── Supplied material
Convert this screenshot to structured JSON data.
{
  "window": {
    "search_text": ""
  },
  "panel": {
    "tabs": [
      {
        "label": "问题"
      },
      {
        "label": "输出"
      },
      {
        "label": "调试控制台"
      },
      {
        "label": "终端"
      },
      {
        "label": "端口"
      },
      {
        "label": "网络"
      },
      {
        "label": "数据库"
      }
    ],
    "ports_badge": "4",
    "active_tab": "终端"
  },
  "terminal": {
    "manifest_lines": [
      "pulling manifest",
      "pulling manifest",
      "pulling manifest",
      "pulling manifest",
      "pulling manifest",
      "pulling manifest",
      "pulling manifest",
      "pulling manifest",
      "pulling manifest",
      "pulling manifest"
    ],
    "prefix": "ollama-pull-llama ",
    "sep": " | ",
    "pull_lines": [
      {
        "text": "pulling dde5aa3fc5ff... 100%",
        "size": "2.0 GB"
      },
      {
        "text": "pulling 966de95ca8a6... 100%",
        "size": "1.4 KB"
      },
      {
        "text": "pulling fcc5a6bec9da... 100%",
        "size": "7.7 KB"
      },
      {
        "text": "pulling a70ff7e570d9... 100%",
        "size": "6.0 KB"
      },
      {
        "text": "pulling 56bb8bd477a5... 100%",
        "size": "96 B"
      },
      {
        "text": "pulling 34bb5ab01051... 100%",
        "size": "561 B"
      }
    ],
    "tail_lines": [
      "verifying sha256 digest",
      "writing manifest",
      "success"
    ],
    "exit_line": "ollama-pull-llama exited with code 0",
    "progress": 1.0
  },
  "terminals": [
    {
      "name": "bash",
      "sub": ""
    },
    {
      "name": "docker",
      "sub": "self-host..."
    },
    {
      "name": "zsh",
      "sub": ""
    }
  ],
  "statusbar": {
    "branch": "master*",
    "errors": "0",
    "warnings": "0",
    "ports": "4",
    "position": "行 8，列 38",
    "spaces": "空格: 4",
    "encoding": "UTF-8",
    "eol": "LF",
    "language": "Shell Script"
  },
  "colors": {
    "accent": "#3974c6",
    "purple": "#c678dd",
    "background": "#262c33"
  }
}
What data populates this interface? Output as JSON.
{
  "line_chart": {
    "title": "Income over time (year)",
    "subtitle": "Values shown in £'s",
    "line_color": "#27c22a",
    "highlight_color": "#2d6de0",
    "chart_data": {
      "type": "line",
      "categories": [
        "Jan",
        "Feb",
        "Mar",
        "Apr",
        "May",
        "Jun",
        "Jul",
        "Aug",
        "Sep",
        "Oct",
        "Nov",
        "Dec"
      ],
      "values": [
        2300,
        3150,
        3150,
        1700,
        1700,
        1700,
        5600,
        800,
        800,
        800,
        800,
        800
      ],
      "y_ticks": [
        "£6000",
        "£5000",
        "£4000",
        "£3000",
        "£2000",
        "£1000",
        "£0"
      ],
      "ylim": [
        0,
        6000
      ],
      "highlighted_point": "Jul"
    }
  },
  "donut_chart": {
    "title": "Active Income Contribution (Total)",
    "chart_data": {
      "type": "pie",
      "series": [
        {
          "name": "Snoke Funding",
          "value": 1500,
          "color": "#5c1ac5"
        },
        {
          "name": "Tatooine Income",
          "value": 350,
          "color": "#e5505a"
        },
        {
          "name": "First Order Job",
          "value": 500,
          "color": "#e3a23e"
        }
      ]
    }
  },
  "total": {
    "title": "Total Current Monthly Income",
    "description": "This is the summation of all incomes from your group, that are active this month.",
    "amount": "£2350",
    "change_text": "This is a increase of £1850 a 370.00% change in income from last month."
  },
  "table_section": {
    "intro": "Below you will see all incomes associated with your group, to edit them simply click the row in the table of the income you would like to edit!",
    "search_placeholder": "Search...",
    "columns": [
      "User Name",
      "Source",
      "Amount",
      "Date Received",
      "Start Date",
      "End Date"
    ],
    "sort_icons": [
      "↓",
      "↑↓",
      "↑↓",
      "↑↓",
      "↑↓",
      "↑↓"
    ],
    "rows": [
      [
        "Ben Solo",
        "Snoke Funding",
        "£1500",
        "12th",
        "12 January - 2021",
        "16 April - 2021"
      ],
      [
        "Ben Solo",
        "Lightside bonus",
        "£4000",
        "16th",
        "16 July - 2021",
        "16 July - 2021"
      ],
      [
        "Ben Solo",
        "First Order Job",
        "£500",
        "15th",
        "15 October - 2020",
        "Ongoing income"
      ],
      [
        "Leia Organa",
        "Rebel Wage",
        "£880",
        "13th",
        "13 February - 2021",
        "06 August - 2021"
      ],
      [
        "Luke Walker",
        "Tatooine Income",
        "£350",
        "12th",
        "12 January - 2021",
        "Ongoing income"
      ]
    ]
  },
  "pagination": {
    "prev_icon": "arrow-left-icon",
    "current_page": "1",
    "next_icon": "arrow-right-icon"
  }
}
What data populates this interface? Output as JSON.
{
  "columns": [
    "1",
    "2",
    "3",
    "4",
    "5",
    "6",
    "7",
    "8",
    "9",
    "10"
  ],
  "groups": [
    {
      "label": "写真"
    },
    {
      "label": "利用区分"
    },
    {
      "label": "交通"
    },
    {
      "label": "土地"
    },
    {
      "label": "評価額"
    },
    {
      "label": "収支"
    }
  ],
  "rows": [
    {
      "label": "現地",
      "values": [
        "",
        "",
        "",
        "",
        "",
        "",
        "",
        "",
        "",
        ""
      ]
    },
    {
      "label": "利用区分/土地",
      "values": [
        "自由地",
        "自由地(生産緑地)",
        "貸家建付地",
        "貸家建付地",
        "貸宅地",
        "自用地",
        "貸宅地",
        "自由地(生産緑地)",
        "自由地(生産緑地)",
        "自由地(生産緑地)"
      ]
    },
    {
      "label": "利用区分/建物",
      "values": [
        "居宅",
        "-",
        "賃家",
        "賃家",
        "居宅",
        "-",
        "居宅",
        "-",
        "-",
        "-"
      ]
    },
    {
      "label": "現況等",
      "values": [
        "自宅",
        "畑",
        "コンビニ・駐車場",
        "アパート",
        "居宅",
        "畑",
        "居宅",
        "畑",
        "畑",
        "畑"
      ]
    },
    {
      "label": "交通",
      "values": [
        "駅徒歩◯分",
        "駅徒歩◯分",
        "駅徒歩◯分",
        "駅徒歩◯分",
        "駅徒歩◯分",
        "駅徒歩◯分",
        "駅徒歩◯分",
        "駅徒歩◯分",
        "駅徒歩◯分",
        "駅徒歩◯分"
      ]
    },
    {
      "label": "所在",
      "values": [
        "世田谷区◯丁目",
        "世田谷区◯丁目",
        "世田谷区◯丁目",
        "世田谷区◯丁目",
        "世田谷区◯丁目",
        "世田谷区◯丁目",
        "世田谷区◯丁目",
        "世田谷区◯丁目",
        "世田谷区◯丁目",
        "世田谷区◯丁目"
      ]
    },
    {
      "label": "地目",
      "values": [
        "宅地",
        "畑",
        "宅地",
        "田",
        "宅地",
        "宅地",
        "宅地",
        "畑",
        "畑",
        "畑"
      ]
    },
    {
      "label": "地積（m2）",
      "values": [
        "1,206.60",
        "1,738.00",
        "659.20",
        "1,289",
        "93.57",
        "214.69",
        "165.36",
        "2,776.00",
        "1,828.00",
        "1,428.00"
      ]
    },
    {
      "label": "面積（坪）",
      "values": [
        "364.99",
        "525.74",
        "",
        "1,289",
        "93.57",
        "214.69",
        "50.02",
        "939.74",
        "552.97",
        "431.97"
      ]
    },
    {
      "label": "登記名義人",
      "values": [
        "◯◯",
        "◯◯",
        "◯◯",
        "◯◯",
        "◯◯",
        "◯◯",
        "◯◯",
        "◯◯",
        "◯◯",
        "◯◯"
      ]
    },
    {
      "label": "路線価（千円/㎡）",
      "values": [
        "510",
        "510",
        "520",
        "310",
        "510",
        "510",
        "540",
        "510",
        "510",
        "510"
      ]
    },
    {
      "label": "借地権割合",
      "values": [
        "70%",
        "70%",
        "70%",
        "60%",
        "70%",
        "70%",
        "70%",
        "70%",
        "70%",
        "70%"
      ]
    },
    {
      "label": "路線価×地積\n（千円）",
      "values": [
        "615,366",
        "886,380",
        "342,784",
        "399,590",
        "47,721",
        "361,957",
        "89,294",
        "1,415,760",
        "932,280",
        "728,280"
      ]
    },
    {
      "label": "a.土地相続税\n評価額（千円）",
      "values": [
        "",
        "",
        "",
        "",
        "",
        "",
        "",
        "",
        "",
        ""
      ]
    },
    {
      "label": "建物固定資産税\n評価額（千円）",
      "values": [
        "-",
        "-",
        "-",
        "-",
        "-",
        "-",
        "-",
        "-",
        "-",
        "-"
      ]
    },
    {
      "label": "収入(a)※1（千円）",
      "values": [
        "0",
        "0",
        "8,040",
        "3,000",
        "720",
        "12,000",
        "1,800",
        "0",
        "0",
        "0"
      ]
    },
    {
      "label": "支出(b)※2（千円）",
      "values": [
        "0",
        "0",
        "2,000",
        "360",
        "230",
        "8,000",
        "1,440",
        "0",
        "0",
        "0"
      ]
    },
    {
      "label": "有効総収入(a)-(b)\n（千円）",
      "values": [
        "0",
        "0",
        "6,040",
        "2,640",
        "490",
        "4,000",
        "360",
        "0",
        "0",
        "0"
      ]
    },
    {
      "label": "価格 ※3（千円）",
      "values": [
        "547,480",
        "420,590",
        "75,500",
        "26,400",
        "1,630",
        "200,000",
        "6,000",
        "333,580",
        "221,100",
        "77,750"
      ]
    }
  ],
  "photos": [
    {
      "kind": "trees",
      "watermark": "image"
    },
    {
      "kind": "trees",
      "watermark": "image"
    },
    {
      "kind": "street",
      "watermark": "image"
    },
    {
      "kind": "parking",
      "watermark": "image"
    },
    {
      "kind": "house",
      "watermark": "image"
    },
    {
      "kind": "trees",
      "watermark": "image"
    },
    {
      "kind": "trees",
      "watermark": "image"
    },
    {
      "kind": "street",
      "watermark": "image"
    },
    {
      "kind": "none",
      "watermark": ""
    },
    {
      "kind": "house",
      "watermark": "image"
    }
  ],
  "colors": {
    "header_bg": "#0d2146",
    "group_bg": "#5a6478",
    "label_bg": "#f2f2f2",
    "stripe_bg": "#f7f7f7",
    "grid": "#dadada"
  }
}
────
[Set exercise]: Reproduce each line of the entries in which the word "arrow" is found.

[Worked solution]:
    "prev_icon": "arrow-left-icon",
    "next_icon": "arrow-right-icon"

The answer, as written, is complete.